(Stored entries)
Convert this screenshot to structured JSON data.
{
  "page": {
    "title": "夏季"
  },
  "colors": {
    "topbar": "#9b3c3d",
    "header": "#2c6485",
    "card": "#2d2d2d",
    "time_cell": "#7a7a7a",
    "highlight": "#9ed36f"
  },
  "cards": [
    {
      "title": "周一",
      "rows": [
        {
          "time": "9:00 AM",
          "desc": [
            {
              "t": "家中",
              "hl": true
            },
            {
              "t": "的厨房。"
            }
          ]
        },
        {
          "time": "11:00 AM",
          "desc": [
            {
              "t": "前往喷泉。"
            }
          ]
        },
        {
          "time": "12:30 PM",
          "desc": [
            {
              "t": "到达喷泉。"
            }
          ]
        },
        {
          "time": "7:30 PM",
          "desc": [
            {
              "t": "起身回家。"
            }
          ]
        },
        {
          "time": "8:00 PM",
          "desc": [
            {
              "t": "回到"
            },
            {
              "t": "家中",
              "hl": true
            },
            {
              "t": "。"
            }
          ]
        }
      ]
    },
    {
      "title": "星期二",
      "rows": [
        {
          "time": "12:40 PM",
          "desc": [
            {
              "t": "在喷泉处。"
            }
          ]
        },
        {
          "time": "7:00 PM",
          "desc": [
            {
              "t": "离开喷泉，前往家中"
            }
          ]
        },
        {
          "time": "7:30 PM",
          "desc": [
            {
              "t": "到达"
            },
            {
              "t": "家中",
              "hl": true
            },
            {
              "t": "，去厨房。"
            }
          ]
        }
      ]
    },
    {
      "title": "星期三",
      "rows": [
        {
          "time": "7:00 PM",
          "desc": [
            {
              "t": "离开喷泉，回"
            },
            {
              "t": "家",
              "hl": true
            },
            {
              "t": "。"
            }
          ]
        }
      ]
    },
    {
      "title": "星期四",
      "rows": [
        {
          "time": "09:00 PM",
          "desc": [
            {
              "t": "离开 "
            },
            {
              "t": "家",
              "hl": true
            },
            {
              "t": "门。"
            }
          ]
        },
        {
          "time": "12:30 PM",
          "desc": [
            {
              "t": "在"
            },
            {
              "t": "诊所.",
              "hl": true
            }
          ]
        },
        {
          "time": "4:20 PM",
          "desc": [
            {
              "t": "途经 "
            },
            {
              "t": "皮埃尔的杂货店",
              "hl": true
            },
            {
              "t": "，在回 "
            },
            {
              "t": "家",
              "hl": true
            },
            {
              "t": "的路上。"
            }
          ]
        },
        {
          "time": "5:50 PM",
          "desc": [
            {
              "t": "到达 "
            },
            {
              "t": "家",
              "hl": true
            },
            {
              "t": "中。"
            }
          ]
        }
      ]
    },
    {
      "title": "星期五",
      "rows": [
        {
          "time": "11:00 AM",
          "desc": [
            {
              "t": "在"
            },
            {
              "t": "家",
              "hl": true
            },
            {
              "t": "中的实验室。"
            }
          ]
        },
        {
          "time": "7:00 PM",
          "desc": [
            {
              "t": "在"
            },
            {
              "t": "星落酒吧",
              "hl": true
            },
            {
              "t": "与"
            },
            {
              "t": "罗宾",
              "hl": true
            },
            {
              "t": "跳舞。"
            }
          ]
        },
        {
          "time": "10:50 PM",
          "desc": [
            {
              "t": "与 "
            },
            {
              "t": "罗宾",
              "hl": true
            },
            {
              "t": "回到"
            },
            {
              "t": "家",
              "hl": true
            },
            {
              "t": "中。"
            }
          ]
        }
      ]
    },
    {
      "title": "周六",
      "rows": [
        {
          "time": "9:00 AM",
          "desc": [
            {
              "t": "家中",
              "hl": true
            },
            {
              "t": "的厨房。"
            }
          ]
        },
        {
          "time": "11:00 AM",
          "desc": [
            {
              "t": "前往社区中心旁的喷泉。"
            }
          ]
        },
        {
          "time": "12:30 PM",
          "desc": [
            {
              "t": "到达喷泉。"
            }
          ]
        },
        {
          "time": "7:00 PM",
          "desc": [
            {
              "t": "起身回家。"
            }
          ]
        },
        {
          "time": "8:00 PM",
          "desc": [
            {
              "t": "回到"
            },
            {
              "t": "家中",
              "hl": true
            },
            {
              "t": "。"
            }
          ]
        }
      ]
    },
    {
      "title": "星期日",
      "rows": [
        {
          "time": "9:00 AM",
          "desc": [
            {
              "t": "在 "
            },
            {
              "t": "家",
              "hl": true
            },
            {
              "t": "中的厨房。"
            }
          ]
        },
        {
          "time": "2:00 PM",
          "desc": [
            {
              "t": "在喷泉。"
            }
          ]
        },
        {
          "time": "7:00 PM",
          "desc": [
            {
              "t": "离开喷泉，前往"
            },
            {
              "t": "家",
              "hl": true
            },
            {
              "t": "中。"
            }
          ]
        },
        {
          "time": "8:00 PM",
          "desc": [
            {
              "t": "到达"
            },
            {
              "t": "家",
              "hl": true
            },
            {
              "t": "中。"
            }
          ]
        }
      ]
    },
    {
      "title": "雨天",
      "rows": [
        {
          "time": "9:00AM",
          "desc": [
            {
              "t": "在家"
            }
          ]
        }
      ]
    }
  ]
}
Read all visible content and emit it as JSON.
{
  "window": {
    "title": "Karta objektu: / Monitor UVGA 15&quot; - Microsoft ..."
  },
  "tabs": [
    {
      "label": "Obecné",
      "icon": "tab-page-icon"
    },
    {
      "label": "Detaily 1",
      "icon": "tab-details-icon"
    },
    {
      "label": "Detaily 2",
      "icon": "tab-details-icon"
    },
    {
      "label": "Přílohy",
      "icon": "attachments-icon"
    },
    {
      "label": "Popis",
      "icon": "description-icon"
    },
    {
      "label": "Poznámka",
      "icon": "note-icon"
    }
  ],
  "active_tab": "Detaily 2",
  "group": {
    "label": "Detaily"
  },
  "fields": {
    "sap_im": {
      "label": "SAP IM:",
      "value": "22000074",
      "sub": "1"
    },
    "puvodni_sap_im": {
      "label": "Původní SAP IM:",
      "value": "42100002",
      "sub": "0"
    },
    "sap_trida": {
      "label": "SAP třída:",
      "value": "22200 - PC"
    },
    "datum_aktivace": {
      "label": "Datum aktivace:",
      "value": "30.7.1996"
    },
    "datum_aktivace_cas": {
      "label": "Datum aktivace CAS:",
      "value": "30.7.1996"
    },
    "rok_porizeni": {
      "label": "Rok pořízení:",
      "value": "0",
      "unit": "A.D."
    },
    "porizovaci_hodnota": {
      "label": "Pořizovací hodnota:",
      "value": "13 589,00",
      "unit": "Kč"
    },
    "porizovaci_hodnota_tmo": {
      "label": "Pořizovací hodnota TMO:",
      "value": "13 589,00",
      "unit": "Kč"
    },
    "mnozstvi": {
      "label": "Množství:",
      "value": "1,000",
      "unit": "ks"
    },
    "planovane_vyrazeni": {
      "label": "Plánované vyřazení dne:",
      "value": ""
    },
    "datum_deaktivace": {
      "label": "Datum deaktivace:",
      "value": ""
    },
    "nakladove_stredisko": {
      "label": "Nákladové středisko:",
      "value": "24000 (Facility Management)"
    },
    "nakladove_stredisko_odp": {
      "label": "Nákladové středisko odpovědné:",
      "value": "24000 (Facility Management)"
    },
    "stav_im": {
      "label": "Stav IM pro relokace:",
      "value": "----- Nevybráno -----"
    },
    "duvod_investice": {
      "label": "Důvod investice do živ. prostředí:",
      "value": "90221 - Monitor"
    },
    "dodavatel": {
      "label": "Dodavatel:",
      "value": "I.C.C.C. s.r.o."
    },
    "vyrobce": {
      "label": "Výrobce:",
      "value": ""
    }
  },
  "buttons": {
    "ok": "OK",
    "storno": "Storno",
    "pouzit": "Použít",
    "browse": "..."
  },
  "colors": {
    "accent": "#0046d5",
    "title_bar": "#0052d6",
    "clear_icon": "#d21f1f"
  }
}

EXERCISE BRIEF - Lines that include the word "středisko" are to be extracted from the data above.

WRITTEN ANSWER -
      "label": "Nákladové středisko:",
      "label": "Nákladové středisko odpovědné:",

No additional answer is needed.